Records excerpted from a collection
-=-=-=-=-

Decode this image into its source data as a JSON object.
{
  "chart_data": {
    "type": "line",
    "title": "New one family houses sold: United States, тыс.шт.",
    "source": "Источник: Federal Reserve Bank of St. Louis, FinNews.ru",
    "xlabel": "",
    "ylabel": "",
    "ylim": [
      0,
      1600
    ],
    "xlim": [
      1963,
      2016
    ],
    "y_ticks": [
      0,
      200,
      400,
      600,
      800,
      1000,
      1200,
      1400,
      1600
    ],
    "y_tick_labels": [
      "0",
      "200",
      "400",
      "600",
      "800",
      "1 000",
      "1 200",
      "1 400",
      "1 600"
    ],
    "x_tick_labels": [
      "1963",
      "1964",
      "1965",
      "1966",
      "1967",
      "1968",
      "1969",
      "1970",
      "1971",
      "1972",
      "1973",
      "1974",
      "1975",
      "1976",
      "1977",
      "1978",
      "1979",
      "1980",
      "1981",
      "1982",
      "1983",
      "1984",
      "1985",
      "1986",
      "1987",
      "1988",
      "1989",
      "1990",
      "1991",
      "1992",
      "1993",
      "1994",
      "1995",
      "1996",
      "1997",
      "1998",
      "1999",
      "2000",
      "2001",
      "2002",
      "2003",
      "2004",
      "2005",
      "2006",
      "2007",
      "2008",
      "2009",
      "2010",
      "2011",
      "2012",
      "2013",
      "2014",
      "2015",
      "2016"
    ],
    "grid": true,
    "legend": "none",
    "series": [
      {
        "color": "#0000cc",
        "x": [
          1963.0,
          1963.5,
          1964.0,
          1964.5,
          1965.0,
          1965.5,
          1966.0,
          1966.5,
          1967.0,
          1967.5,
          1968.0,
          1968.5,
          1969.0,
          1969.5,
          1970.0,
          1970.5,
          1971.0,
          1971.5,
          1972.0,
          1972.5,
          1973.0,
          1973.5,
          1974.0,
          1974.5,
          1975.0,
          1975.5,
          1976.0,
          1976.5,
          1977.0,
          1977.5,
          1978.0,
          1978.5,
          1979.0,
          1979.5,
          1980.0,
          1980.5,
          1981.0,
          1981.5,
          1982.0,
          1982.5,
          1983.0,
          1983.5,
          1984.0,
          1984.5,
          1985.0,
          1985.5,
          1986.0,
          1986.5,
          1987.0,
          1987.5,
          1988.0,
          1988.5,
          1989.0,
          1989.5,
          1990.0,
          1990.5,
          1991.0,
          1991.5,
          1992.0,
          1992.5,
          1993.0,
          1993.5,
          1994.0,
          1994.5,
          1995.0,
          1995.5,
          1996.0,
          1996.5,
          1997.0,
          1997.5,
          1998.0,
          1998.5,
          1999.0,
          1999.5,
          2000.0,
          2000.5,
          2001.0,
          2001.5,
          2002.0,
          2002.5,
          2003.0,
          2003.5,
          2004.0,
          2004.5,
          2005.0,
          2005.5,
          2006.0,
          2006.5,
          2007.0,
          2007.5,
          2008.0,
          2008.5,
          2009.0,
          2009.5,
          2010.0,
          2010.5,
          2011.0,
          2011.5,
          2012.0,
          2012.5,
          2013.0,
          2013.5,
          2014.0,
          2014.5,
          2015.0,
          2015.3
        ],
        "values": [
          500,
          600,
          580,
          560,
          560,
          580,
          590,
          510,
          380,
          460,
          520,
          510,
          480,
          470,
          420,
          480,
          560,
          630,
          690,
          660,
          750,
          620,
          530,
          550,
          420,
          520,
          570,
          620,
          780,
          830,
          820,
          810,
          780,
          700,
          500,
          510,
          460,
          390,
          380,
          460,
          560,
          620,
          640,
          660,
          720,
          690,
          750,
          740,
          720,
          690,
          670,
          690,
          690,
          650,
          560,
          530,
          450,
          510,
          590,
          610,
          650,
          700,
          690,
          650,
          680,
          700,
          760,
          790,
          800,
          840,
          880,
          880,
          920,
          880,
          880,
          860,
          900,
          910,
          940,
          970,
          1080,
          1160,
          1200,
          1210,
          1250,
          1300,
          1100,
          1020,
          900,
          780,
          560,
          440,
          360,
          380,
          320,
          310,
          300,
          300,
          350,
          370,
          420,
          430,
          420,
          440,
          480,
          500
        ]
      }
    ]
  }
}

-=-=-=-=-

STATED TASK =>
Reproduce every record, matching each line exactly.

RESULT FOR THIS EXERCISE =>
Decode this image into its source data as a JSON object.
{
  "chart_data": {
    "type": "line",
    "title": "New one family houses sold: United States, тыс.шт.",
    "source": "Источник: Federal Reserve Bank of St. Louis, FinNews.ru",
    "xlabel": "",
    "ylabel": "",
    "ylim": [
      0,
      1600
    ],
    "xlim": [
      1963,
      2016
    ],
    "y_ticks": [
      0,
      200,
      400,
      600,
      800,
      1000,
      1200,
      1400,
      1600
    ],
    "y_tick_labels": [
      "0",
      "200",
      "400",
      "600",
      "800",
      "1 000",
      "1 200",
      "1 400",
      "1 600"
    ],
    "x_tick_labels": [
      "1963",
      "1964",
      "1965",
      "1966",
      "1967",
      "1968",
      "1969",
      "1970",
      "1971",
      "1972",
      "1973",
      "1974",
      "1975",
      "1976",
      "1977",
      "1978",
      "1979",
      "1980",
      "1981",
      "1982",
      "1983",
      "1984",
      "1985",
      "1986",
      "1987",
      "1988",
      "1989",
      "1990",
      "1991",
      "1992",
      "1993",
      "1994",
      "1995",
      "1996",
      "1997",
      "1998",
      "1999",
      "2000",
      "2001",
      "2002",
      "2003",
      "2004",
      "2005",
      "2006",
      "2007",
      "2008",
      "2009",
      "2010",
      "2011",
      "2012",
      "2013",
      "2014",
      "2015",
      "2016"
    ],
    "grid": true,
    "legend": "none",
    "series": [
      {
        "color": "#0000cc",
        "x": [
          1963.0,
          1963.5,
          1964.0,
          1964.5,
          1965.0,
          1965.5,
          1966.0,
          1966.5,
          1967.0,
          1967.5,
          1968.0,
          1968.5,
          1969.0,
          1969.5,
          1970.0,
          1970.5,
          1971.0,
          1971.5,
          1972.0,
          1972.5,
          1973.0,
          1973.5,
          1974.0,
          1974.5,
          1975.0,
          1975.5,
          1976.0,
          1976.5,
          1977.0,
          1977.5,
          1978.0,
          1978.5,
          1979.0,
          1979.5,
          1980.0,
          1980.5,
          1981.0,
          1981.5,
          1982.0,
          1982.5,
          1983.0,
          1983.5,
          1984.0,
          1984.5,
          1985.0,
          1985.5,
          1986.0,
          1986.5,
          1987.0,
          1987.5,
          1988.0,
          1988.5,
          1989.0,
          1989.5,
          1990.0,
          1990.5,
          1991.0,
          1991.5,
          1992.0,
          1992.5,
          1993.0,
          1993.5,
          1994.0,
          1994.5,
          1995.0,
          1995.5,
          1996.0,
          1996.5,
          1997.0,
          1997.5,
          1998.0,
          1998.5,
          1999.0,
          1999.5,
          2000.0,
          2000.5,
          2001.0,
          2001.5,
          2002.0,
          2002.5,
          2003.0,
          2003.5,
          2004.0,
          2004.5,
          2005.0,
          2005.5,
          2006.0,
          2006.5,
          2007.0,
          2007.5,
          2008.0,
          2008.5,
          2009.0,
          2009.5,
          2010.0,
          2010.5,
          2011.0,
          2011.5,
          2012.0,
          2012.5,
          2013.0,
          2013.5,
          2014.0,
          2014.5,
          2015.0,
          2015.3
        ],
        "values": [
          500,
          600,
          580,
          560,
          560,
          580,
          590,
          510,
          380,
          460,
          520,
          510,
          480,
          470,
          420,
          480,
          560,
          630,
          690,
          660,
          750,
          620,
          530,
          550,
          420,
          520,
          570,
          620,
          780,
          830,
          820,
          810,
          780,
          700,
          500,
          510,
          460,
          390,
          380,
          460,
          560,
          620,
          640,
          660,
          720,
          690,
          750,
          740,
          720,
          690,
          670,
          690,
          690,
          650,
          560,
          530,
          450,
          510,
          590,
          610,
          650,
          700,
          690,
          650,
          680,
          700,
          760,
          790,
          800,
          840,
          880,
          880,
          920,
          880,
          880,
          860,
          900,
          910,
          940,
          970,
          1080,
          1160,
          1200,
          1210,
          1250,
          1300,
          1100,
          1020,
          900,
          780,
          560,
          440,
          360,
          380,
          320,
          310,
          300,
          300,
          350,
          370,
          420,
          430,
          420,
          440,
          480,
          500
        ]
      }
    ]
  }
}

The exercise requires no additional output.